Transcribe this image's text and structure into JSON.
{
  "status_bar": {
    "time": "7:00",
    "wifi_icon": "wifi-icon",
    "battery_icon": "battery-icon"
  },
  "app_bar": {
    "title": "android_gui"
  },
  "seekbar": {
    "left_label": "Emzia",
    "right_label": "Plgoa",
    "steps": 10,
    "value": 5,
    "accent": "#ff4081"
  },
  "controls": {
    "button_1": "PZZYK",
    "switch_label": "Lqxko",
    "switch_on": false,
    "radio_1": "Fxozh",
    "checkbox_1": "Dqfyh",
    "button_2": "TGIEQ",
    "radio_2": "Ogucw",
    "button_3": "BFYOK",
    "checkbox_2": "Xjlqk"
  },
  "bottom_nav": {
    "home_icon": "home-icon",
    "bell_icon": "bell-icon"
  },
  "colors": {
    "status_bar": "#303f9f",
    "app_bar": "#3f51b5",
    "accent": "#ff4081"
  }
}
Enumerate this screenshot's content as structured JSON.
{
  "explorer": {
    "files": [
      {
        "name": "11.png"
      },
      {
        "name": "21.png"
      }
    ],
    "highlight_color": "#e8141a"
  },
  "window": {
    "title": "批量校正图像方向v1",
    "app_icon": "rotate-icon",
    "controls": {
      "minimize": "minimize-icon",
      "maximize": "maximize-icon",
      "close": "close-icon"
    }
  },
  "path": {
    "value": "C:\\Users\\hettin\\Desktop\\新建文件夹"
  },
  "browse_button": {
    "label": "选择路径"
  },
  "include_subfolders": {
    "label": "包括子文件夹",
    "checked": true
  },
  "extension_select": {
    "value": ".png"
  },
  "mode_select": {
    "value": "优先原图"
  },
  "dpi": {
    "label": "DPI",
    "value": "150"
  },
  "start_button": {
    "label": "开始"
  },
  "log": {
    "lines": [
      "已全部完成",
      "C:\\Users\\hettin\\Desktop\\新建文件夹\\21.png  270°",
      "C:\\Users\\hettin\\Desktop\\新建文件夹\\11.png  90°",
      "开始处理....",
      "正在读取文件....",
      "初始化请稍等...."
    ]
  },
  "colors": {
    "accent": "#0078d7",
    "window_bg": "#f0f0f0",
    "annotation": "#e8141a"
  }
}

→ SHORT EXERCISE:
All of the data needs to be reproduced exactly, with no line missing.

→ ANSWER BELOW:
Transcribe this image's text and structure into JSON.
{
  "status_bar": {
    "time": "7:00",
    "wifi_icon": "wifi-icon",
    "battery_icon": "battery-icon"
  },
  "app_bar": {
    "title": "android_gui"
  },
  "seekbar": {
    "left_label": "Emzia",
    "right_label": "Plgoa",
    "steps": 10,
    "value": 5,
    "accent": "#ff4081"
  },
  "controls": {
    "button_1": "PZZYK",
    "switch_label": "Lqxko",
    "switch_on": false,
    "radio_1": "Fxozh",
    "checkbox_1": "Dqfyh",
    "button_2": "TGIEQ",
    "radio_2": "Ogucw",
    "button_3": "BFYOK",
    "checkbox_2": "Xjlqk"
  },
  "bottom_nav": {
    "home_icon": "home-icon",
    "bell_icon": "bell-icon"
  },
  "colors": {
    "status_bar": "#303f9f",
    "app_bar": "#3f51b5",
    "accent": "#ff4081"
  }
}
Enumerate this screenshot's content as structured JSON.
{
  "explorer": {
    "files": [
      {
        "name": "11.png"
      },
      {
        "name": "21.png"
      }
    ],
    "highlight_color": "#e8141a"
  },
  "window": {
    "title": "批量校正图像方向v1",
    "app_icon": "rotate-icon",
    "controls": {
      "minimize": "minimize-icon",
      "maximize": "maximize-icon",
      "close": "close-icon"
    }
  },
  "path": {
    "value": "C:\\Users\\hettin\\Desktop\\新建文件夹"
  },
  "browse_button": {
    "label": "选择路径"
  },
  "include_subfolders": {
    "label": "包括子文件夹",
    "checked": true
  },
  "extension_select": {
    "value": ".png"
  },
  "mode_select": {
    "value": "优先原图"
  },
  "dpi": {
    "label": "DPI",
    "value": "150"
  },
  "start_button": {
    "label": "开始"
  },
  "log": {
    "lines": [
      "已全部完成",
      "C:\\Users\\hettin\\Desktop\\新建文件夹\\21.png  270°",
      "C:\\Users\\hettin\\Desktop\\新建文件夹\\11.png  90°",
      "开始处理....",
      "正在读取文件....",
      "初始化请稍等...."
    ]
  },
  "colors": {
    "accent": "#0078d7",
    "window_bg": "#f0f0f0",
    "annotation": "#e8141a"
  }
}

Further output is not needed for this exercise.